■ Written instruction ■
Show all lines holding the string "勾陈上宫天皇大帝".

■ Dataset items ■
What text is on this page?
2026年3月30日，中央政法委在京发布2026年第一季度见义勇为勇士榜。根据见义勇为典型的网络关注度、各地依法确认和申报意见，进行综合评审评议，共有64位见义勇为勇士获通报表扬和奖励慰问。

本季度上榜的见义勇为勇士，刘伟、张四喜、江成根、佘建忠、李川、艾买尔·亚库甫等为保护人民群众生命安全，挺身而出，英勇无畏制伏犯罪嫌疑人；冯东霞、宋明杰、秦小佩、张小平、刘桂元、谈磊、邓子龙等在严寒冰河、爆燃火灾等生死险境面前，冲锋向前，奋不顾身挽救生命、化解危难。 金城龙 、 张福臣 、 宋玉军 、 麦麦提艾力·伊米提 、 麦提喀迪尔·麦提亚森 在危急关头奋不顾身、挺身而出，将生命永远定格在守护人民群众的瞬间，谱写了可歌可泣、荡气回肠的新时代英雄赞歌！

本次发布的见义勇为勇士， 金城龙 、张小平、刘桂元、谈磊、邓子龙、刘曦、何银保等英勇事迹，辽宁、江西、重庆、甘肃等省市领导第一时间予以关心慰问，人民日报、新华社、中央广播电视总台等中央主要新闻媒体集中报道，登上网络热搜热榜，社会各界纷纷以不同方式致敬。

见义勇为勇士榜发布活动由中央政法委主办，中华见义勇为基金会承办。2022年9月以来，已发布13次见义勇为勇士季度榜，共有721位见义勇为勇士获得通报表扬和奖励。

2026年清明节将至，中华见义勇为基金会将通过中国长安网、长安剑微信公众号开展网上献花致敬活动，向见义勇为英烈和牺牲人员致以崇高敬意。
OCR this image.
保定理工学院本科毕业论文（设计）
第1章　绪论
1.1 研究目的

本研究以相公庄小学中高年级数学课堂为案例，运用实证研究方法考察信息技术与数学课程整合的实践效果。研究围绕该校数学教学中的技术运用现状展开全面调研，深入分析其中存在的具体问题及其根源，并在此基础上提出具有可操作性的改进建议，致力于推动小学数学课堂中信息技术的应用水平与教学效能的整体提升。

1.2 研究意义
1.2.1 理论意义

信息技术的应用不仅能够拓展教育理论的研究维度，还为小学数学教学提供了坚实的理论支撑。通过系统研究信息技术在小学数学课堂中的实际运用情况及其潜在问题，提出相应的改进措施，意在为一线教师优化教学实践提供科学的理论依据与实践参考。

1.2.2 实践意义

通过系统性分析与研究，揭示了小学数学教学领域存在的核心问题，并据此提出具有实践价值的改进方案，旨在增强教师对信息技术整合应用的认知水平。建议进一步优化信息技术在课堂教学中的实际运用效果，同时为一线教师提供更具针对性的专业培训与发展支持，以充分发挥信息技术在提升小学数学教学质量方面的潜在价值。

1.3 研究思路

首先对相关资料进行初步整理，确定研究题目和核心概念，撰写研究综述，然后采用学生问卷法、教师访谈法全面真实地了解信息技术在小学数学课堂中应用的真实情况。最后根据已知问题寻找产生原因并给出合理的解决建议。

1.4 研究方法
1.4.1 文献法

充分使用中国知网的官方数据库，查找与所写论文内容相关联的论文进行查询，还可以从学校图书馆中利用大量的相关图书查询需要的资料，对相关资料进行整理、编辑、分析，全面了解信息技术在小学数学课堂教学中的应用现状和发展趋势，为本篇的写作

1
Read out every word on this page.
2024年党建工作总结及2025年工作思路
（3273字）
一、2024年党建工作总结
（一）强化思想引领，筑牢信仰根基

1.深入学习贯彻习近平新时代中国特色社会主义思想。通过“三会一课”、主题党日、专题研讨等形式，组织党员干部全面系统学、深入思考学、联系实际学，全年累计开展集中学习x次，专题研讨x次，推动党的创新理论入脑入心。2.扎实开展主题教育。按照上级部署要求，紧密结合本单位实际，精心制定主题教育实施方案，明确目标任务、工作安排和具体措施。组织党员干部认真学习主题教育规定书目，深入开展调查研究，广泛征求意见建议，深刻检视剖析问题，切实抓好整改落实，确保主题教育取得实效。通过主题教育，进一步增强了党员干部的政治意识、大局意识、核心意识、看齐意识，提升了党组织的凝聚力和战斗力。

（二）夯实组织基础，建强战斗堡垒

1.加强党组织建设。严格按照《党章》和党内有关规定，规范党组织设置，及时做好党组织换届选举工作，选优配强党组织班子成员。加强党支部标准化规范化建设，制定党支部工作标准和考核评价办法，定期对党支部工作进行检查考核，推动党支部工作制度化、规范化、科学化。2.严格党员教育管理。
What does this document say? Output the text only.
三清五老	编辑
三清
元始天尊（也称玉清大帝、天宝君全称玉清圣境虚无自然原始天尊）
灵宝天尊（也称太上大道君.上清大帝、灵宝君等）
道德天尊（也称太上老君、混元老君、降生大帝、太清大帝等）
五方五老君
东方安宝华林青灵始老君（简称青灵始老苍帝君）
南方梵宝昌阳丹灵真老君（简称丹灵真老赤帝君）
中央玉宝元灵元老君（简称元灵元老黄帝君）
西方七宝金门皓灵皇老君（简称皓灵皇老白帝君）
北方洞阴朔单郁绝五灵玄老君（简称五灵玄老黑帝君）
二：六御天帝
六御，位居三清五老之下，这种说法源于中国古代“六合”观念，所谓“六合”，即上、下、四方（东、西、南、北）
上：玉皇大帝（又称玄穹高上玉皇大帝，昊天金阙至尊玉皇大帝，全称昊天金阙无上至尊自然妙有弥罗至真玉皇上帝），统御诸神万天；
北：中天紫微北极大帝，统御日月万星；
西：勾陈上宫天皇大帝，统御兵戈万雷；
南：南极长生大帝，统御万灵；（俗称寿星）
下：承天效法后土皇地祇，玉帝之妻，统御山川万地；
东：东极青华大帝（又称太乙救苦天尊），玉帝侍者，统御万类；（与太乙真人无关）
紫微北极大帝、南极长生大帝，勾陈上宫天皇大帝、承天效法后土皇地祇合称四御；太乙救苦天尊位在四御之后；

■ Solution for this exercise ■
西：勾陈上宫天皇大帝，统御兵戈万雷；
紫微北极大帝、南极长生大帝，勾陈上宫天皇大帝、承天效法后土皇地祇合称四御；太乙救苦天尊位在四御之后；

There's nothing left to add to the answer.